Find the lines with the string "does" and return them.

****

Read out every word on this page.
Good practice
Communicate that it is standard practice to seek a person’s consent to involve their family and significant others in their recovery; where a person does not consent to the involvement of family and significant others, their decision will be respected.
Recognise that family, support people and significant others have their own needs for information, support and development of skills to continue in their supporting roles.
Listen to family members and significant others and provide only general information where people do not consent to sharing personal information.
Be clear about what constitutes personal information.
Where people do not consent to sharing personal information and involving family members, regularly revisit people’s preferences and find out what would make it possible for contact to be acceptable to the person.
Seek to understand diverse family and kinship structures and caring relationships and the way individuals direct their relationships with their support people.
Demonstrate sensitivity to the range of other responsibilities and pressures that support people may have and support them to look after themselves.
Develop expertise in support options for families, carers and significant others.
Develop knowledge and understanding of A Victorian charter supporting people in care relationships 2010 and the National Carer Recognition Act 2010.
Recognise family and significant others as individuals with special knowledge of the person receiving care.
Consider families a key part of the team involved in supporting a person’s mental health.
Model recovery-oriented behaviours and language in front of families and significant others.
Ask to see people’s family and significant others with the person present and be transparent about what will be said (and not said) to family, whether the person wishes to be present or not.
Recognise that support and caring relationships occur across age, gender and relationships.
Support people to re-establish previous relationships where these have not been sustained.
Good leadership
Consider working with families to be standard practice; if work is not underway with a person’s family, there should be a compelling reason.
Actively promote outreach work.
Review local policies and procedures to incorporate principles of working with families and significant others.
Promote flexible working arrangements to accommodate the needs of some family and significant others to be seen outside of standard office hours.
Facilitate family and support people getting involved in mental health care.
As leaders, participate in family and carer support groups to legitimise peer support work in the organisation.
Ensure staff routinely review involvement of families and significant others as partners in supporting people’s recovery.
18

****

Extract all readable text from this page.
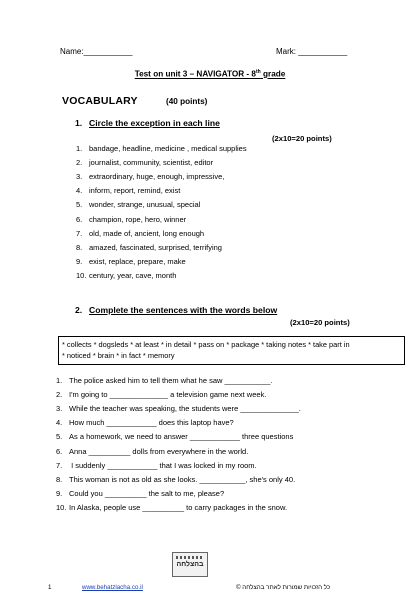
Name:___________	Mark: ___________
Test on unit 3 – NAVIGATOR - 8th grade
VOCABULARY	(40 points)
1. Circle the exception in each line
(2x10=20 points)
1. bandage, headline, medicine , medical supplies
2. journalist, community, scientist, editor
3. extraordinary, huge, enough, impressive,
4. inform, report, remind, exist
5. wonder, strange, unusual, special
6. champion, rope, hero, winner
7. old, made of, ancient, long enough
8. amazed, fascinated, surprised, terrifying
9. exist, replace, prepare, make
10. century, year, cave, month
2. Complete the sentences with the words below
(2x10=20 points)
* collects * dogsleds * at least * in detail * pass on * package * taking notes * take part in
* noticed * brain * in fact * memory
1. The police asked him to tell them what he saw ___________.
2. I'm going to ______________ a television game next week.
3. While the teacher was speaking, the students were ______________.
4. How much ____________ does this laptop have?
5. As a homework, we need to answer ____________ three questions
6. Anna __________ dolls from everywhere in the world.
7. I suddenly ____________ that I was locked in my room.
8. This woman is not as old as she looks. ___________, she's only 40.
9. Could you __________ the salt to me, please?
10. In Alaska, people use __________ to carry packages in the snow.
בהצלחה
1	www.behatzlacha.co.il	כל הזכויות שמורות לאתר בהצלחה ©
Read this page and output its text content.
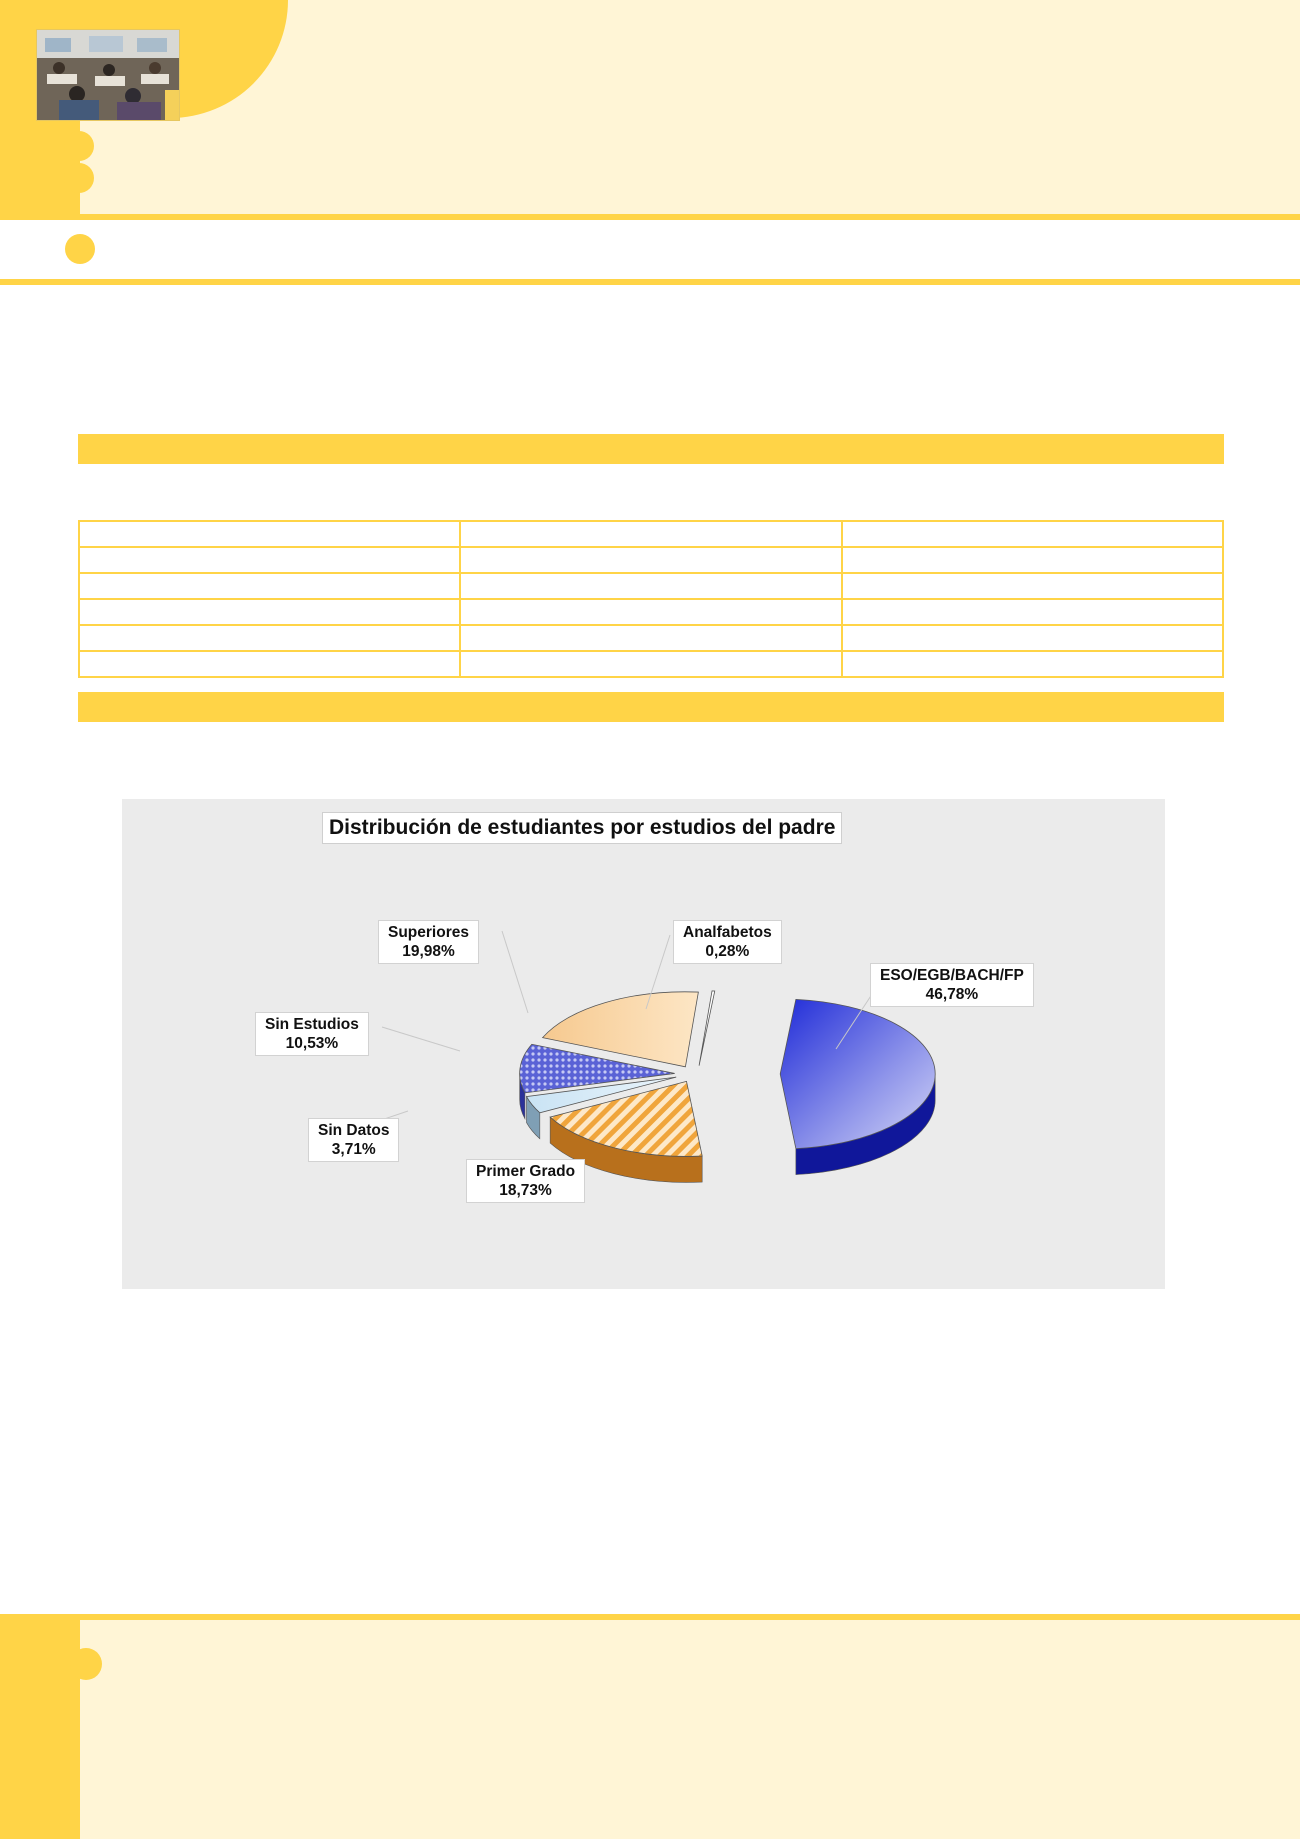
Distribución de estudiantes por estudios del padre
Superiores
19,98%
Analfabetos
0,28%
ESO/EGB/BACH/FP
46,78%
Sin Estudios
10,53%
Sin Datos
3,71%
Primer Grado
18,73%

****

Answer:
Communicate that it is standard practice to seek a person’s consent to involve their family and significant others in their recovery; where a person does not consent to the involvement of family and significant others, their decision will be respected.
4. How much ____________ does this laptop have?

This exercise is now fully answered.